Select, from the data, each line where "this" occurs.

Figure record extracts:
++++++++++

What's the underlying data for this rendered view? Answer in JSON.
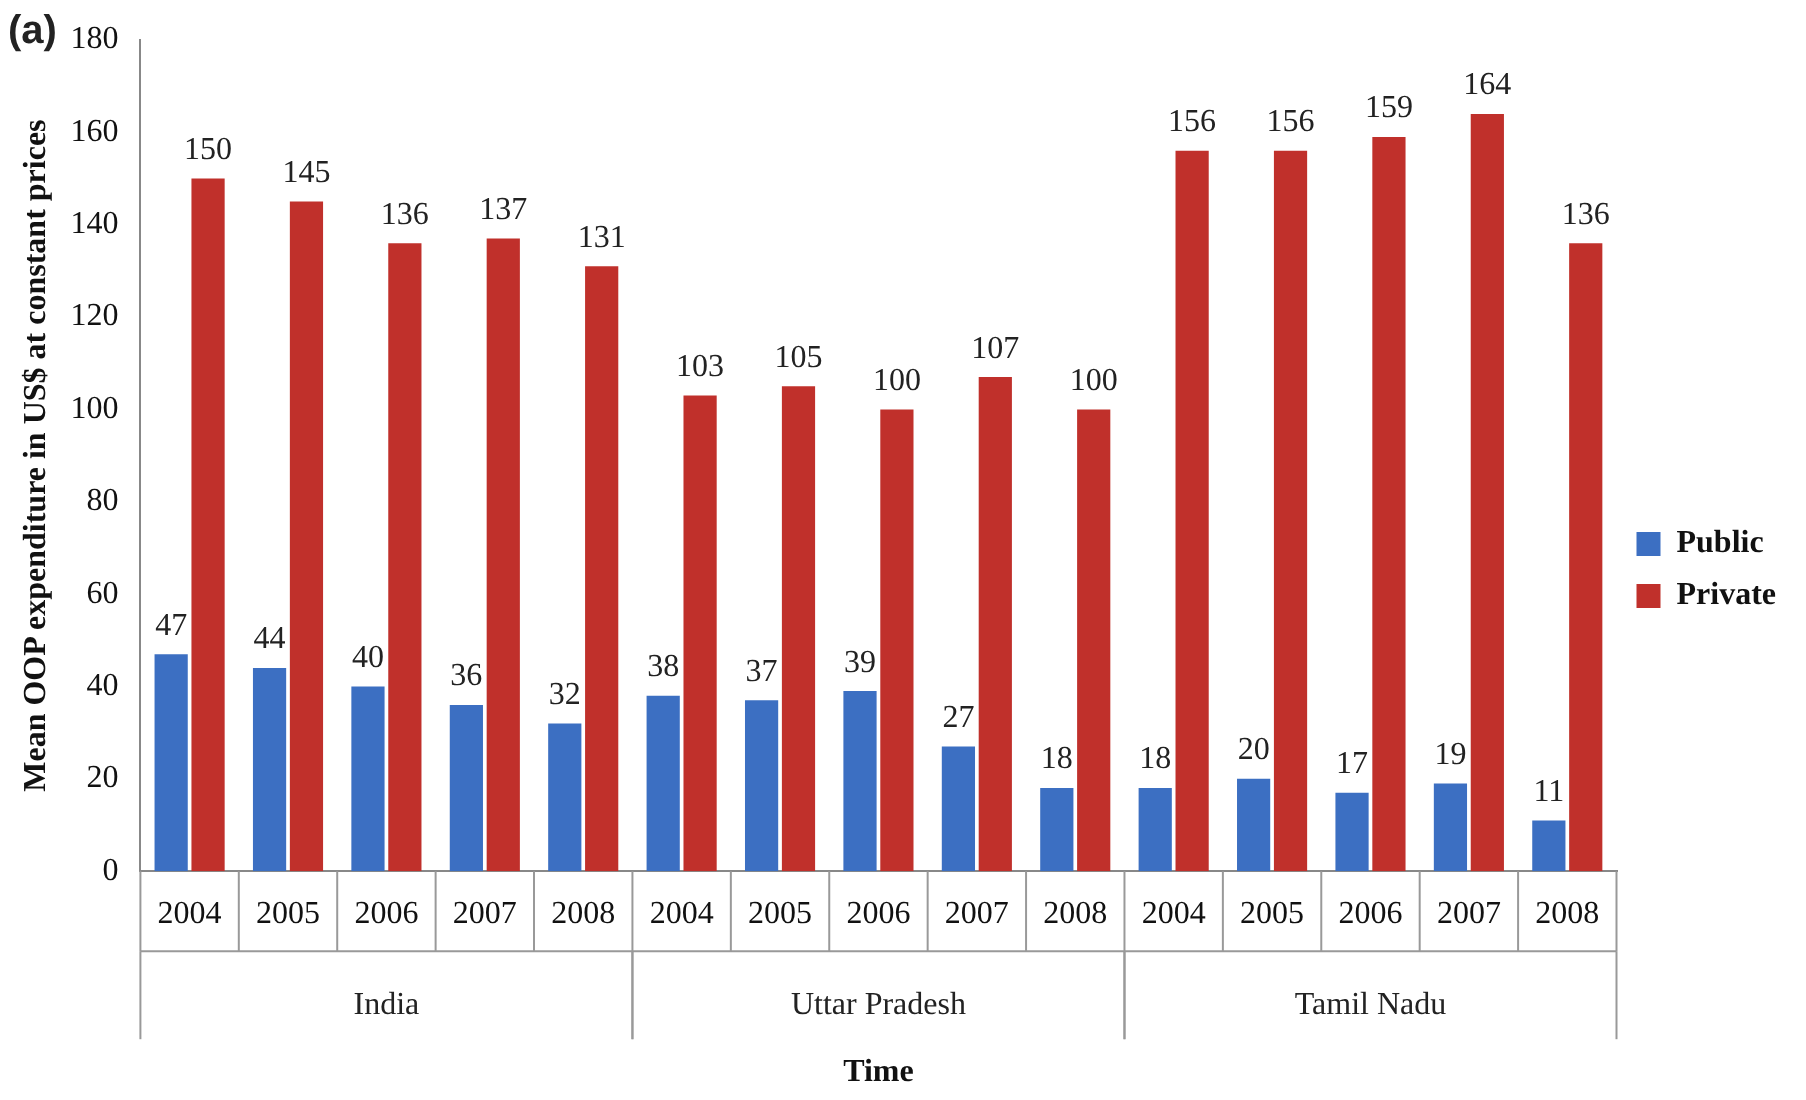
{
  "chart_data": {
    "type": "bar",
    "title": "(a)",
    "xlabel": "Time",
    "ylabel": "Mean OOP expenditure in US$ at constant prices",
    "categories": [
      "2004",
      "2005",
      "2006",
      "2007",
      "2008",
      "2004",
      "2005",
      "2006",
      "2007",
      "2008",
      "2004",
      "2005",
      "2006",
      "2007",
      "2008"
    ],
    "annotations": [
      "India",
      "Uttar Pradesh",
      "Tamil Nadu"
    ],
    "series": [
      {
        "name": "Public",
        "color": "#3c6fc2",
        "values": [
          47,
          44,
          40,
          36,
          32,
          38,
          37,
          39,
          27,
          18,
          18,
          20,
          17,
          19,
          11
        ]
      },
      {
        "name": "Private",
        "color": "#c0302b",
        "values": [
          150,
          145,
          136,
          137,
          131,
          103,
          105,
          100,
          107,
          100,
          156,
          156,
          159,
          164,
          136
        ]
      }
    ],
    "ylim": [
      0,
      180
    ],
    "yticks": [
      0,
      20,
      40,
      60,
      80,
      100,
      120,
      140,
      160,
      180
    ],
    "grid": false,
    "legend": "right",
    "data_labels": true
  }
}
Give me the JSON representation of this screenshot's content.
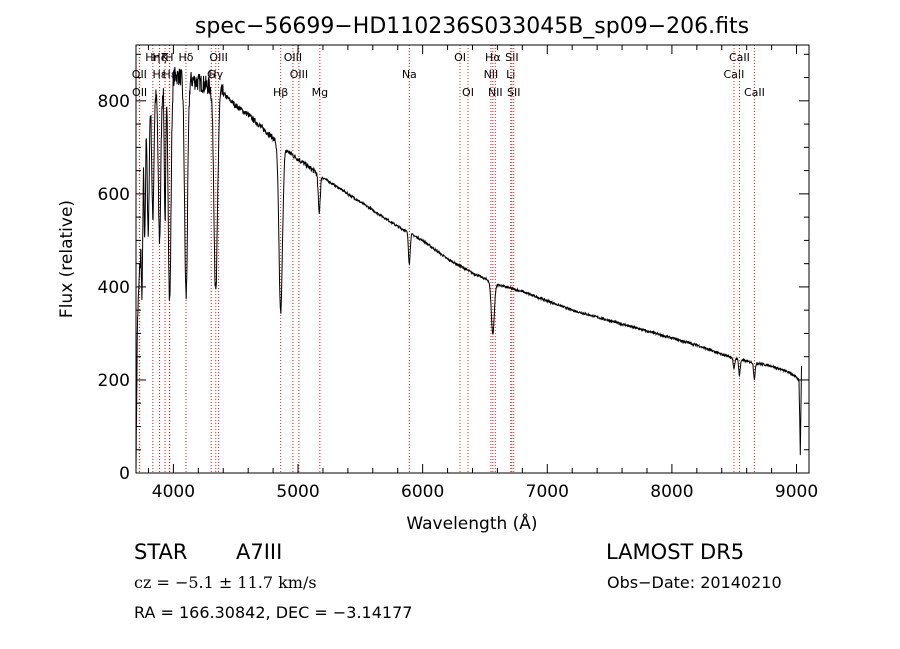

++++++++++

_Written solution_.
What's the underlying data for this rendered view? Answer in JSON.
Give me the JSON representation of this screenshot's content.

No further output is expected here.